## Task
Using the listing below, report all lines holding the word "未诉先办".

## Supplied information
▽
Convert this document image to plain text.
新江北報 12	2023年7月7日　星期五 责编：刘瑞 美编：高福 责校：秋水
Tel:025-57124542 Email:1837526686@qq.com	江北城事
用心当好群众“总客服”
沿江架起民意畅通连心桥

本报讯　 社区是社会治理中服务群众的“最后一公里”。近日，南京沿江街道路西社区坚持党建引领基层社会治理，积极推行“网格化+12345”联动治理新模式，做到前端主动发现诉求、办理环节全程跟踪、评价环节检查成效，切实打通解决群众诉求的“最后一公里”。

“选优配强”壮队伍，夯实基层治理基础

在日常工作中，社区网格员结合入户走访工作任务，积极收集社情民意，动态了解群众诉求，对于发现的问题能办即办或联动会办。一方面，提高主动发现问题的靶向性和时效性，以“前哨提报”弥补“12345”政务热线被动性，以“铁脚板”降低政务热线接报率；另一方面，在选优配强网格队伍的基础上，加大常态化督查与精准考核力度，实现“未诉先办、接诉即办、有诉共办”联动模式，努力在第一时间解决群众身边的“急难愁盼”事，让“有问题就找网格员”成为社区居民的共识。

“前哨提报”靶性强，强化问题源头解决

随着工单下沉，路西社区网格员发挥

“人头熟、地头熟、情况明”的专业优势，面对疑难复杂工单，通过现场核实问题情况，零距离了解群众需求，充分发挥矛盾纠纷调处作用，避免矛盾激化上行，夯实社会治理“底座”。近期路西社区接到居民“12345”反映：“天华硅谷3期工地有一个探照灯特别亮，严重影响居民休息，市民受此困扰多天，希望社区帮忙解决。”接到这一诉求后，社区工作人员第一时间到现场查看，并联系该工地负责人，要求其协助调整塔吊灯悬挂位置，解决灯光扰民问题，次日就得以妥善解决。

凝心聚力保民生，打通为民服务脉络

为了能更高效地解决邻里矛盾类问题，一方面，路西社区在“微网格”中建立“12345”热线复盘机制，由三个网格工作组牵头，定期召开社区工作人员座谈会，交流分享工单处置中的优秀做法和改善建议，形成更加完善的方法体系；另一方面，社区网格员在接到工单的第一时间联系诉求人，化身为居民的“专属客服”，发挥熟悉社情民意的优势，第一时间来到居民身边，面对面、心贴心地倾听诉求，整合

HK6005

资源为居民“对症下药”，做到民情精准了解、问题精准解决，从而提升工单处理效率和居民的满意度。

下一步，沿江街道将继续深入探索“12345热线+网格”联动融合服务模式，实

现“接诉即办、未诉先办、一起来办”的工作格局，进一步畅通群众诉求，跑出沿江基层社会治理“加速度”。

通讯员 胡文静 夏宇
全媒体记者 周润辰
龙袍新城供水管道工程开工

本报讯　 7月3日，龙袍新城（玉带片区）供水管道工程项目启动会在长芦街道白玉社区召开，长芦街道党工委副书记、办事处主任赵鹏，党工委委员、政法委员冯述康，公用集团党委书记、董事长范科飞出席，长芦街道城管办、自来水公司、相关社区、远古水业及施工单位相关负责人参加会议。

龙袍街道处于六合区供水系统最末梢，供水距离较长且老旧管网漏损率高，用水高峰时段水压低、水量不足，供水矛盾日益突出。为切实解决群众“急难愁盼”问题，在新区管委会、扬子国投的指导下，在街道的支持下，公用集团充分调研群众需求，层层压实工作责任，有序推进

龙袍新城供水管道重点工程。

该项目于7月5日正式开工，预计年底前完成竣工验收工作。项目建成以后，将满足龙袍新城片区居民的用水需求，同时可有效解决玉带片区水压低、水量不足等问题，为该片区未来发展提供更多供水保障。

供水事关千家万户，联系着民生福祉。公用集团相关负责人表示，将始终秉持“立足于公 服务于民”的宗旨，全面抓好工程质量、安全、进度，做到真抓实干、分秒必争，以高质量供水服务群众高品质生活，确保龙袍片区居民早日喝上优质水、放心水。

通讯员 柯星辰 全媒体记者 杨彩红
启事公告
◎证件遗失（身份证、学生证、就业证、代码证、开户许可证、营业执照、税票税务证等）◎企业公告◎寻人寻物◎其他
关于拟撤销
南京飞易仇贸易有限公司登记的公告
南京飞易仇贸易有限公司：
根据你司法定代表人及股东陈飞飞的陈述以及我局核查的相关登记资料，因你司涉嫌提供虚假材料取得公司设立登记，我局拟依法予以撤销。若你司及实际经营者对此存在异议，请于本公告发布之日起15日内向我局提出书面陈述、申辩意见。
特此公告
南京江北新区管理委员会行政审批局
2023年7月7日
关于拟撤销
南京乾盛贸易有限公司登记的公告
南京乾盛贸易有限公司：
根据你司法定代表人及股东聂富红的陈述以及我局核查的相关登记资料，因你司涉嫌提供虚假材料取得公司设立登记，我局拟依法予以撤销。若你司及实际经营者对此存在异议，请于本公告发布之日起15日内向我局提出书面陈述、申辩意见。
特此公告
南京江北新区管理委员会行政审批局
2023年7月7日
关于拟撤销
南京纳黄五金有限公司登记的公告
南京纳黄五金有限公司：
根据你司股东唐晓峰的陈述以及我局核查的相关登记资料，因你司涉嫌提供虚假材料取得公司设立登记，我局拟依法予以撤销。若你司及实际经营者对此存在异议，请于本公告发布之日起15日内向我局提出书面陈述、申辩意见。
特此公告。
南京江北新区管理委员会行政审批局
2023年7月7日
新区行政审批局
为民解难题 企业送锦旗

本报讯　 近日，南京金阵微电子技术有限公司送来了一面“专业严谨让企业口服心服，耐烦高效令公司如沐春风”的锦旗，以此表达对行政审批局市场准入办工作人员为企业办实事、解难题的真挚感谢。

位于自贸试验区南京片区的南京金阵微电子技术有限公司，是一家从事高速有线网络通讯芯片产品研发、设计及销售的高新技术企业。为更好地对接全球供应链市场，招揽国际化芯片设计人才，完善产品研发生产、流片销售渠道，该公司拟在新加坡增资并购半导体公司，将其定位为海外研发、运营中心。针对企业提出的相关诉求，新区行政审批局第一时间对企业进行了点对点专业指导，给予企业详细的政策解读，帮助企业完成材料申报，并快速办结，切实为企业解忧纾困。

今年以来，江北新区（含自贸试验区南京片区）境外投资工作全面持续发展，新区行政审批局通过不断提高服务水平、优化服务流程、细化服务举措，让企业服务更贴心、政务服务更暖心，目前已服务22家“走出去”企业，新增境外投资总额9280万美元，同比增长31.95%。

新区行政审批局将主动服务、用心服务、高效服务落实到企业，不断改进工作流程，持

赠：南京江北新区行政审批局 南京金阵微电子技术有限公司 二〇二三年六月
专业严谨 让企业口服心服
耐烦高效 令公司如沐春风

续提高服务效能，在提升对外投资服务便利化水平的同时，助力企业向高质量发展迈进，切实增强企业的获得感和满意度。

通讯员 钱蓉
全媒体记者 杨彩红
△
▽
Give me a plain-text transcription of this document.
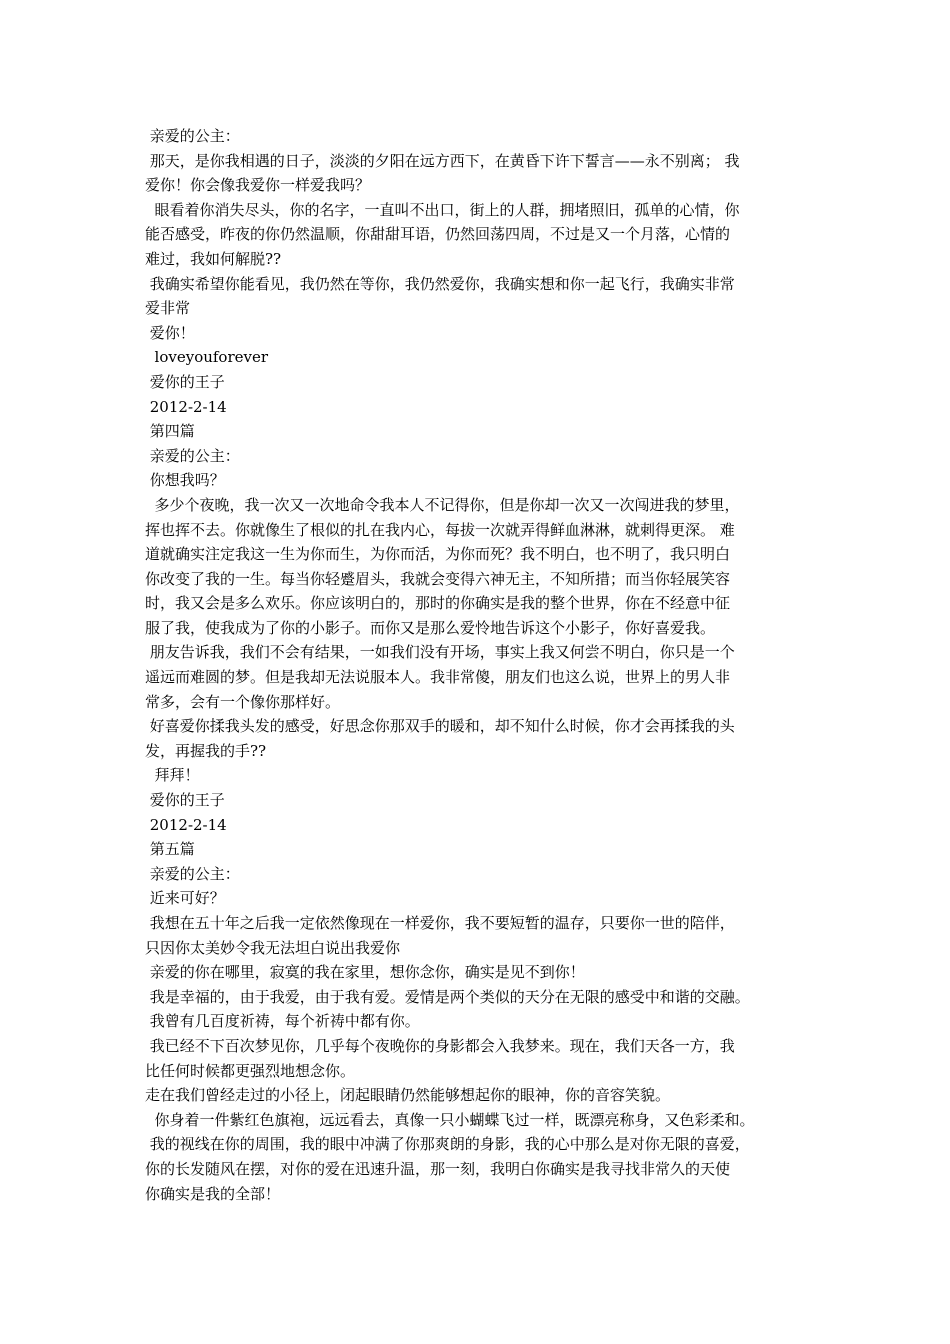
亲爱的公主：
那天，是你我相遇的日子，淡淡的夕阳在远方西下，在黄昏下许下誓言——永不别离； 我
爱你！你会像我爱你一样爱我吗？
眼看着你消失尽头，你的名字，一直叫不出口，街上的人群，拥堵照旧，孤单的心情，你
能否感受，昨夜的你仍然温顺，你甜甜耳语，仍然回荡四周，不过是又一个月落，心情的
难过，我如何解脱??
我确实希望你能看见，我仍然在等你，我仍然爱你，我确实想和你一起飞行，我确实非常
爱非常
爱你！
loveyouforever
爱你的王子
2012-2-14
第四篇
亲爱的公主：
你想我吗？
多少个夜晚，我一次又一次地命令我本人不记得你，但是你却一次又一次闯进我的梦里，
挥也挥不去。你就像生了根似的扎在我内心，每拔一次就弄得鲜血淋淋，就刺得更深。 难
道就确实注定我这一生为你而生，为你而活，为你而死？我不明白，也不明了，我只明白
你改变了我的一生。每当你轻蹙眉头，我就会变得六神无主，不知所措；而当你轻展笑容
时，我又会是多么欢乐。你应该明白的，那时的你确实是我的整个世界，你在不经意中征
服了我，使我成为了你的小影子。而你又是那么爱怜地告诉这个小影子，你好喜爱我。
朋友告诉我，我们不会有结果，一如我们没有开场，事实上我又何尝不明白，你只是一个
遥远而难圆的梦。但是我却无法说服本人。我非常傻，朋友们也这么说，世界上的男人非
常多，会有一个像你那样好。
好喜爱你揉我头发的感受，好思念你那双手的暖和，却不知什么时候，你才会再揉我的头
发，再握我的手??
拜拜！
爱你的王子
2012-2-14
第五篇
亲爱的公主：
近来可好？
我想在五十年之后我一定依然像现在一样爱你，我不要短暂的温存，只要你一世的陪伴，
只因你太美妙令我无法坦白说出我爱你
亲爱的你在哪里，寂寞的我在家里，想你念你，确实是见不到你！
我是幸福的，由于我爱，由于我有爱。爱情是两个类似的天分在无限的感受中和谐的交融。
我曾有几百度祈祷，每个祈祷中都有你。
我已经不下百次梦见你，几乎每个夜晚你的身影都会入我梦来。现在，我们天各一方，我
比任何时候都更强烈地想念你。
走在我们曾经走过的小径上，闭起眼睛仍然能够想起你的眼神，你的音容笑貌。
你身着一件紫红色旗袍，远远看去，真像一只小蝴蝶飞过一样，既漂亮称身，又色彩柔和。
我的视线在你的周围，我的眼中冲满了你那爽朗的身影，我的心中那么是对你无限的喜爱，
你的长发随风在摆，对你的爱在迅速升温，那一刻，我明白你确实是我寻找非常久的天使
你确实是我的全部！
△
## Correct answer
在日常工作中，社区网格员结合入户走访工作任务，积极收集社情民意，动态了解群众诉求，对于发现的问题能办即办或联动会办。一方面，提高主动发现问题的靶向性和时效性，以“前哨提报”弥补“12345”政务热线被动性，以“铁脚板”降低政务热线接报率；另一方面，在选优配强网格队伍的基础上，加大常态化督查与精准考核力度，实现“未诉先办、接诉即办、有诉共办”联动模式，努力在第一时间解决群众身边的“急难愁盼”事，让“有问题就找网格员”成为社区居民的共识。
现“接诉即办、未诉先办、一起来办”的工作格局，进一步畅通群众诉求，跑出沿江基层社会治理“加速度”。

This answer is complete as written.